Task objective => How many lines of the entries below include the word "capacidades"? Answer with the number alone.

* * *

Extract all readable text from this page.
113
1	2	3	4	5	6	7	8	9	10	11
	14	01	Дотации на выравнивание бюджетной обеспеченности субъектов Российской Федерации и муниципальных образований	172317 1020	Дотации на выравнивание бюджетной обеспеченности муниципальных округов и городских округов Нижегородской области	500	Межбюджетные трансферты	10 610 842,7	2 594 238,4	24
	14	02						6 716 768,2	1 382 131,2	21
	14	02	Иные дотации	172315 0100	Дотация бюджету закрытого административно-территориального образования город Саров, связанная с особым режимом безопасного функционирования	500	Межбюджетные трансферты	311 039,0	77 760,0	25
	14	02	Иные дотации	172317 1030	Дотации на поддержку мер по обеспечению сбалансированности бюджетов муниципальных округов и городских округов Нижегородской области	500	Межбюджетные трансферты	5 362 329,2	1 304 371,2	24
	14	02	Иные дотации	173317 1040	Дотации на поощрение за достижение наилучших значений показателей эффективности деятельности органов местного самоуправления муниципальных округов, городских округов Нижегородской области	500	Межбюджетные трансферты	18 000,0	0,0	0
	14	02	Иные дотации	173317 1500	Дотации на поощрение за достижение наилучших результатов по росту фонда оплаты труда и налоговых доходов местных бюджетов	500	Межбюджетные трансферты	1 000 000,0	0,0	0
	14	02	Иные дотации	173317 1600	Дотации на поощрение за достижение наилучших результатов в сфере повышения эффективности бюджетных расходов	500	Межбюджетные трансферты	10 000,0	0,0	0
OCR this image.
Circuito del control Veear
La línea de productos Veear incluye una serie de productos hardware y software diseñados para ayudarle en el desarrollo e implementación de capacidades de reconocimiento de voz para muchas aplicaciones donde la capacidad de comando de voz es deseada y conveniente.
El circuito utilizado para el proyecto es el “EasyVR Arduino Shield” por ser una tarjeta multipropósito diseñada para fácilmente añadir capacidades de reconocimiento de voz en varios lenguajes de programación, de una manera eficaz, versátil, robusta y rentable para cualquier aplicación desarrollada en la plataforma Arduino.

* * *

Response to this exercise => 2